### EXERCISE
Identify the lines containing the word "mutules". Copy each one.
-------- TASK MATERIAL --------
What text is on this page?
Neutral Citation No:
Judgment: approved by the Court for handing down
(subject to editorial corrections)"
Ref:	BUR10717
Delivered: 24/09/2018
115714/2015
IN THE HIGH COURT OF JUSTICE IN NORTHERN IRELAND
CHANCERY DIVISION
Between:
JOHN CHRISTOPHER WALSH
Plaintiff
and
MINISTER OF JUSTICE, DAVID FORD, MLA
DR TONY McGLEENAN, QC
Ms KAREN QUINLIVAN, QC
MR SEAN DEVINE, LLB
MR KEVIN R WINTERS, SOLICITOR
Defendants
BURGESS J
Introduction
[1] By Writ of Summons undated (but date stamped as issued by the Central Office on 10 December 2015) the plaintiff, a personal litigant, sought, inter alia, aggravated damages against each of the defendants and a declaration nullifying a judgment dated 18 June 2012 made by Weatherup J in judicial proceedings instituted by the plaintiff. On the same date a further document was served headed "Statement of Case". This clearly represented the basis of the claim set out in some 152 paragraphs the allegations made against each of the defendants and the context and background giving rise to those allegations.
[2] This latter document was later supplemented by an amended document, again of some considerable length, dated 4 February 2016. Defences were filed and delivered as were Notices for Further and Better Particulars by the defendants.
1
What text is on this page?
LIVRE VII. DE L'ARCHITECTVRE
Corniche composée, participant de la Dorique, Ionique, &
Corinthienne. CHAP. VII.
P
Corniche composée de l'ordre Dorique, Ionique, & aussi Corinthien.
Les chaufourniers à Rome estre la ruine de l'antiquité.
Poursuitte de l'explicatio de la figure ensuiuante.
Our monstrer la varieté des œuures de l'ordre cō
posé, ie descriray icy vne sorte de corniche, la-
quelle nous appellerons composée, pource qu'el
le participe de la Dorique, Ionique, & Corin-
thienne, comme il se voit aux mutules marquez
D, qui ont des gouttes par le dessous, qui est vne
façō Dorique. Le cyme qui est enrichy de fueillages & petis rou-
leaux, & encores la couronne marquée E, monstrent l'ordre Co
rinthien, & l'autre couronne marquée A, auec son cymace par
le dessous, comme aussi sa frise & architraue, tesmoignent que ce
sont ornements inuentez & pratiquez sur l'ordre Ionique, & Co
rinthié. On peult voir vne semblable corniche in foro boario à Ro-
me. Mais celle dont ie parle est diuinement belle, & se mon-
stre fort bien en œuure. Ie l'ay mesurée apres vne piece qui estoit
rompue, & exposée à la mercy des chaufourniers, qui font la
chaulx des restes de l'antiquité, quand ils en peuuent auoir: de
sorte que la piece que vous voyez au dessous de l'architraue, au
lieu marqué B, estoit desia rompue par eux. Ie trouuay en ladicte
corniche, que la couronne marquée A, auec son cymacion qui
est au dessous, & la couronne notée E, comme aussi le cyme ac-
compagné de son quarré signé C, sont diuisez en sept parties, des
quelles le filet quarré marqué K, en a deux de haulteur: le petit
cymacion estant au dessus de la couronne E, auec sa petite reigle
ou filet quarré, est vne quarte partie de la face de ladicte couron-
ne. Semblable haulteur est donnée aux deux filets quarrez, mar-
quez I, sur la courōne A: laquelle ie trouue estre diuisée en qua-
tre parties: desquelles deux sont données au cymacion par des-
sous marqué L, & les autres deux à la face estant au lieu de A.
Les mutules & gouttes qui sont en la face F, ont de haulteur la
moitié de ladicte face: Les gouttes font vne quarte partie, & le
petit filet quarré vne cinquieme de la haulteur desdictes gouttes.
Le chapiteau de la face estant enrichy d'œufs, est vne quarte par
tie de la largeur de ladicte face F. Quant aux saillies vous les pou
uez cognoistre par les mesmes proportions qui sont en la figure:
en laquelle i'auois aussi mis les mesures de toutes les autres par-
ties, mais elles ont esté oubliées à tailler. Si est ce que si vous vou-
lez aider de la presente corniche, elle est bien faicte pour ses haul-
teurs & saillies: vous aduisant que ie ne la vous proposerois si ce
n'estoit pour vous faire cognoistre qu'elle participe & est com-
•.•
--------
### EXERCISE OUTPUT
thienne, comme il se voit aux mutules marquez
Les mutules & gouttes qui sont en la face F, ont de haulteur la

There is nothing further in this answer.